Description of the task: Exactly reproduce the lines beginning with the line that includes "Extract the structured" and ending with the last line of the data.

Data entries:
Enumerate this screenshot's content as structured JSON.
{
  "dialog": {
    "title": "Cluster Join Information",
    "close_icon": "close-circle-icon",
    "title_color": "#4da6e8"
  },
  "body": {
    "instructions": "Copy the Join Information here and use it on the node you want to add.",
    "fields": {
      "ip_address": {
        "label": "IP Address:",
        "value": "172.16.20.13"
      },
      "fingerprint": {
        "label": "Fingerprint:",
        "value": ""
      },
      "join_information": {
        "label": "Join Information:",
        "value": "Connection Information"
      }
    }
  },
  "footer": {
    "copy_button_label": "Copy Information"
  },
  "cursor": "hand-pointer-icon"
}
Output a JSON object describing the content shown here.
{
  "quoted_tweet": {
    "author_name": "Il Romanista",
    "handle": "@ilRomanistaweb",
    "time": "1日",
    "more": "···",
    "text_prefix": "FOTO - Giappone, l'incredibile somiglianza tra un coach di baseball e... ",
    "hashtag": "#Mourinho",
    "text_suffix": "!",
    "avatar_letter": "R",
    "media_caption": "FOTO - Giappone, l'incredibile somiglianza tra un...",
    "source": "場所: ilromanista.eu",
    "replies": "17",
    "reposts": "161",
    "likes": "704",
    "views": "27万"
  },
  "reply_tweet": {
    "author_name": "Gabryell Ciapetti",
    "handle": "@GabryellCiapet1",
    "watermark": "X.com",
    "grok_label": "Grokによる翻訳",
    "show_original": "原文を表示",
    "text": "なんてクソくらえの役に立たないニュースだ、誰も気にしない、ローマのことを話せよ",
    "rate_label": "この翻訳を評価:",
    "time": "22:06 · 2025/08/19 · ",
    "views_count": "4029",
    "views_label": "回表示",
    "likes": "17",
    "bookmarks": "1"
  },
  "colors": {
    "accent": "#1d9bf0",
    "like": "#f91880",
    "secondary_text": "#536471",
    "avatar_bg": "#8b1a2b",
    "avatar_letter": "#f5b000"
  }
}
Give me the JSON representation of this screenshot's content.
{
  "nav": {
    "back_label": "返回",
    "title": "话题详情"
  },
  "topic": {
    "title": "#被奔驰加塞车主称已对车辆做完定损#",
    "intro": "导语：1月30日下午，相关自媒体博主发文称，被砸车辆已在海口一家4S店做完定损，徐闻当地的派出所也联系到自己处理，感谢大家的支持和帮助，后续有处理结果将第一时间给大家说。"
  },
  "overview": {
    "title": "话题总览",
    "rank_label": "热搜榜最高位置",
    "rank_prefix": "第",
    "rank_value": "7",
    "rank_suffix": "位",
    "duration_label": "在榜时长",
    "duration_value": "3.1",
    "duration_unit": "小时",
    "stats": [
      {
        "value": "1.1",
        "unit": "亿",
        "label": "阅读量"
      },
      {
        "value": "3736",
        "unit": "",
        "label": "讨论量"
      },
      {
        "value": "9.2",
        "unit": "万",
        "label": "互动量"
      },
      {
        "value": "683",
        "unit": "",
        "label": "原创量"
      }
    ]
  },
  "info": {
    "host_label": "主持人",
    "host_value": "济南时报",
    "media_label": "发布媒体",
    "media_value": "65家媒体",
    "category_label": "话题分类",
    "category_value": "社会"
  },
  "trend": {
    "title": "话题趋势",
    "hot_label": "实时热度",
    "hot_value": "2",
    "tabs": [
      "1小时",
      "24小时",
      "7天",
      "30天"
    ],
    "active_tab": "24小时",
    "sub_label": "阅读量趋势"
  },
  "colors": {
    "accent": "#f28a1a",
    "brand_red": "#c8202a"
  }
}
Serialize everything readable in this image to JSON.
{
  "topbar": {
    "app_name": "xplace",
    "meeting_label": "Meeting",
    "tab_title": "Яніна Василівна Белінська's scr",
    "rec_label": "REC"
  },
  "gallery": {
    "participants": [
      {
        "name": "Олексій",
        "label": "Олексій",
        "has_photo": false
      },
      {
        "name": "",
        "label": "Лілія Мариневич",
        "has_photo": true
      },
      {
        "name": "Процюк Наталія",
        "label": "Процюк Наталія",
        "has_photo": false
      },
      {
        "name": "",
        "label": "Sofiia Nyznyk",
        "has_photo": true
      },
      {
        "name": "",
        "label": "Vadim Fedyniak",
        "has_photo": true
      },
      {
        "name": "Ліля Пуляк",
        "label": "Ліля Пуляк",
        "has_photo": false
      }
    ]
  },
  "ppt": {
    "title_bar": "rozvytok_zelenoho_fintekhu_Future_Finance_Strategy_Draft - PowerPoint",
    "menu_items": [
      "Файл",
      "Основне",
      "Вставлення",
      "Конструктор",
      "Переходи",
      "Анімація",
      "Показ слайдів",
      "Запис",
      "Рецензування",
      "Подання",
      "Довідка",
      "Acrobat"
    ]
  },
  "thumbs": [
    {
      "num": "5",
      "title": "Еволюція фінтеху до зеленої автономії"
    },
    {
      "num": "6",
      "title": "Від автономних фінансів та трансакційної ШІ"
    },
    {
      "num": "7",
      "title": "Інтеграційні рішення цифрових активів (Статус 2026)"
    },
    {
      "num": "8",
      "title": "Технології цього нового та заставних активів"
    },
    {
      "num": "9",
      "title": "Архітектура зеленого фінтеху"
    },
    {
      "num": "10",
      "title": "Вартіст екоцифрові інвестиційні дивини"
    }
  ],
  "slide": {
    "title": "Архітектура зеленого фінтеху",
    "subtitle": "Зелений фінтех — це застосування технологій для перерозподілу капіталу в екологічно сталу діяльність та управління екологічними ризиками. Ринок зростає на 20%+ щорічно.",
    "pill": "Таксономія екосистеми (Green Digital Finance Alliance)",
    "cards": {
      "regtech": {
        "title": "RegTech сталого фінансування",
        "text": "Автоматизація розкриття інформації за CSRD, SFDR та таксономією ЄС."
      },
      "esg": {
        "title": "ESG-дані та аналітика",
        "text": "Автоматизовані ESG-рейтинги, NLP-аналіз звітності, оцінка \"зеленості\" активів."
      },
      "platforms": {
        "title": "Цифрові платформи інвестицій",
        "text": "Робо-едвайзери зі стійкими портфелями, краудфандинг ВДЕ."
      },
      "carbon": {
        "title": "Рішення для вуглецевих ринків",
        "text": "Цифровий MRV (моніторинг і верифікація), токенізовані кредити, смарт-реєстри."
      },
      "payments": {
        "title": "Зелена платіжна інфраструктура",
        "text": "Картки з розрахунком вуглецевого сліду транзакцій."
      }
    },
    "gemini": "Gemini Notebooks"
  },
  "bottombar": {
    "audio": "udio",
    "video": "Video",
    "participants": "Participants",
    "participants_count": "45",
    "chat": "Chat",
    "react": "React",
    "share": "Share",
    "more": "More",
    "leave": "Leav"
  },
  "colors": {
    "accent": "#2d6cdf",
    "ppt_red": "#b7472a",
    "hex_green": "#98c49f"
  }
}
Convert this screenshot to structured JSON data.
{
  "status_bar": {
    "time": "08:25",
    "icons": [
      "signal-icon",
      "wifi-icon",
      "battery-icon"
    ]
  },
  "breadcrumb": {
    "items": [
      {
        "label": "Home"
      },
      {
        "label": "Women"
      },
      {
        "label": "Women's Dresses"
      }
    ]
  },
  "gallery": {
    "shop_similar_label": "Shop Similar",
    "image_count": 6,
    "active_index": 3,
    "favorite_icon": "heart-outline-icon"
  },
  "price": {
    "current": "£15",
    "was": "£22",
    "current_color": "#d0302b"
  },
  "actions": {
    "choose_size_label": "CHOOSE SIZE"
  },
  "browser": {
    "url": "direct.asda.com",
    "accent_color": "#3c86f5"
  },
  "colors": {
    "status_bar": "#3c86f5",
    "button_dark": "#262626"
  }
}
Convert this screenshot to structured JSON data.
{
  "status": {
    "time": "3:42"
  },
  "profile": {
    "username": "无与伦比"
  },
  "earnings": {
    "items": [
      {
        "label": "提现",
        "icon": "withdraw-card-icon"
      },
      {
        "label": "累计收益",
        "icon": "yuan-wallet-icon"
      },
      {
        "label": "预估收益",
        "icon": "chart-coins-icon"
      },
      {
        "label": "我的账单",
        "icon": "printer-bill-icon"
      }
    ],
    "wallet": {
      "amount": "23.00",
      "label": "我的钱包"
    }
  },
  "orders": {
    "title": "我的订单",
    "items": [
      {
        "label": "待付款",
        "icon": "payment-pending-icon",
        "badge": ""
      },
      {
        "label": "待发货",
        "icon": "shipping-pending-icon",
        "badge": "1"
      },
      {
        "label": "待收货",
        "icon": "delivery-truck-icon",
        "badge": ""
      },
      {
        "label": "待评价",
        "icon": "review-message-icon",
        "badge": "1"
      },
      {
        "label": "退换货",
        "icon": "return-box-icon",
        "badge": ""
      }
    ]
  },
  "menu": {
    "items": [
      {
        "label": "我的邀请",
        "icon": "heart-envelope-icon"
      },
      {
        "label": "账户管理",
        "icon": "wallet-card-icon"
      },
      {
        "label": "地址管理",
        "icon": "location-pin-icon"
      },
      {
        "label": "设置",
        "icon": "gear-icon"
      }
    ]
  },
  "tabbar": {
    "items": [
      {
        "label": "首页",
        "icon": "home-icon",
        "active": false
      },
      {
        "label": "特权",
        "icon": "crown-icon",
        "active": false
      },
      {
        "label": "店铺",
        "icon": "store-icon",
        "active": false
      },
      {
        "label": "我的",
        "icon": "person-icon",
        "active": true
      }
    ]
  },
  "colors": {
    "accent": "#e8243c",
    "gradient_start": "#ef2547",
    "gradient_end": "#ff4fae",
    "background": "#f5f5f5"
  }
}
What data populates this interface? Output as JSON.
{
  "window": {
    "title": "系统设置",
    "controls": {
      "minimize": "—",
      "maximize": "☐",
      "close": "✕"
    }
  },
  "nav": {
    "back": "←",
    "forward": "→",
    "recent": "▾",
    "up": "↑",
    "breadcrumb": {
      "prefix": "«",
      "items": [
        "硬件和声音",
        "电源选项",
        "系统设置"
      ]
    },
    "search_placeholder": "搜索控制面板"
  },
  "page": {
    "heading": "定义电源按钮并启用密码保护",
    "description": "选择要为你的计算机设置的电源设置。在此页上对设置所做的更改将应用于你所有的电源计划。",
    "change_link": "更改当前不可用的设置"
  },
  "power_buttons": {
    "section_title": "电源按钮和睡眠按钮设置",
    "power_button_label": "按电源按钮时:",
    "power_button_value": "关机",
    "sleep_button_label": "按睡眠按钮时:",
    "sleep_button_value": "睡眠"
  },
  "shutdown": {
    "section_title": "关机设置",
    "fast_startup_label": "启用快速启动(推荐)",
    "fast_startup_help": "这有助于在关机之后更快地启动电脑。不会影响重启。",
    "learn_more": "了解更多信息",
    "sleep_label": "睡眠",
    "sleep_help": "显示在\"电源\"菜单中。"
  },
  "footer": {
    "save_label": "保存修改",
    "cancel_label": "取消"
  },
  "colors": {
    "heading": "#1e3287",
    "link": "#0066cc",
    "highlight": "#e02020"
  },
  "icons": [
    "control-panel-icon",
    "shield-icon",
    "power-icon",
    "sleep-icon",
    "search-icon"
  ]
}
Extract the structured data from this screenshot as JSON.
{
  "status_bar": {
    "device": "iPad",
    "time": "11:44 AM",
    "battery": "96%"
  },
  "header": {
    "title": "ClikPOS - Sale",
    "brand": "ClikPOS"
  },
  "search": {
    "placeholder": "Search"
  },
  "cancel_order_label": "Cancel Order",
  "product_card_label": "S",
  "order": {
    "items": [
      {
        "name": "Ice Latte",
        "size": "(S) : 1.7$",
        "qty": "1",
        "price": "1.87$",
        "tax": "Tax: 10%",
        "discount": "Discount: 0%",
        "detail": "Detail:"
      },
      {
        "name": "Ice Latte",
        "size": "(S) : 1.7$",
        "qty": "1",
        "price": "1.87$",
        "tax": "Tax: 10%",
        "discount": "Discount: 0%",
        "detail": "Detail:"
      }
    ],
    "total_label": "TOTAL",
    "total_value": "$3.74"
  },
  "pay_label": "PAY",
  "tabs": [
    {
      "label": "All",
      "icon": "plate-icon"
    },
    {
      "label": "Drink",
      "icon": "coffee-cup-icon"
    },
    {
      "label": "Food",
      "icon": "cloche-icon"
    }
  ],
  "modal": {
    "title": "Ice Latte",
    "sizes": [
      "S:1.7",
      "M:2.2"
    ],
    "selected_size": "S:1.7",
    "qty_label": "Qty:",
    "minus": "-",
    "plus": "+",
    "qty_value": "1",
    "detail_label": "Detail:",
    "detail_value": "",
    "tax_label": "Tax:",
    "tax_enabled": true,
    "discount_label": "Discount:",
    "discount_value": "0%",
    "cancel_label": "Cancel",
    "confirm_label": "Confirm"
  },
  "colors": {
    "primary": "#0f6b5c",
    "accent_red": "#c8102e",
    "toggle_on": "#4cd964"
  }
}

Solution to the problem:
Extract the structured data from this screenshot as JSON.
{
  "status_bar": {
    "device": "iPad",
    "time": "11:44 AM",
    "battery": "96%"
  },
  "header": {
    "title": "ClikPOS - Sale",
    "brand": "ClikPOS"
  },
  "search": {
    "placeholder": "Search"
  },
  "cancel_order_label": "Cancel Order",
  "product_card_label": "S",
  "order": {
    "items": [
      {
        "name": "Ice Latte",
        "size": "(S) : 1.7$",
        "qty": "1",
        "price": "1.87$",
        "tax": "Tax: 10%",
        "discount": "Discount: 0%",
        "detail": "Detail:"
      },
      {
        "name": "Ice Latte",
        "size": "(S) : 1.7$",
        "qty": "1",
        "price": "1.87$",
        "tax": "Tax: 10%",
        "discount": "Discount: 0%",
        "detail": "Detail:"
      }
    ],
    "total_label": "TOTAL",
    "total_value": "$3.74"
  },
  "pay_label": "PAY",
  "tabs": [
    {
      "label": "All",
      "icon": "plate-icon"
    },
    {
      "label": "Drink",
      "icon": "coffee-cup-icon"
    },
    {
      "label": "Food",
      "icon": "cloche-icon"
    }
  ],
  "modal": {
    "title": "Ice Latte",
    "sizes": [
      "S:1.7",
      "M:2.2"
    ],
    "selected_size": "S:1.7",
    "qty_label": "Qty:",
    "minus": "-",
    "plus": "+",
    "qty_value": "1",
    "detail_label": "Detail:",
    "detail_value": "",
    "tax_label": "Tax:",
    "tax_enabled": true,
    "discount_label": "Discount:",
    "discount_value": "0%",
    "cancel_label": "Cancel",
    "confirm_label": "Confirm"
  },
  "colors": {
    "primary": "#0f6b5c",
    "accent_red": "#c8102e",
    "toggle_on": "#4cd964"
  }
}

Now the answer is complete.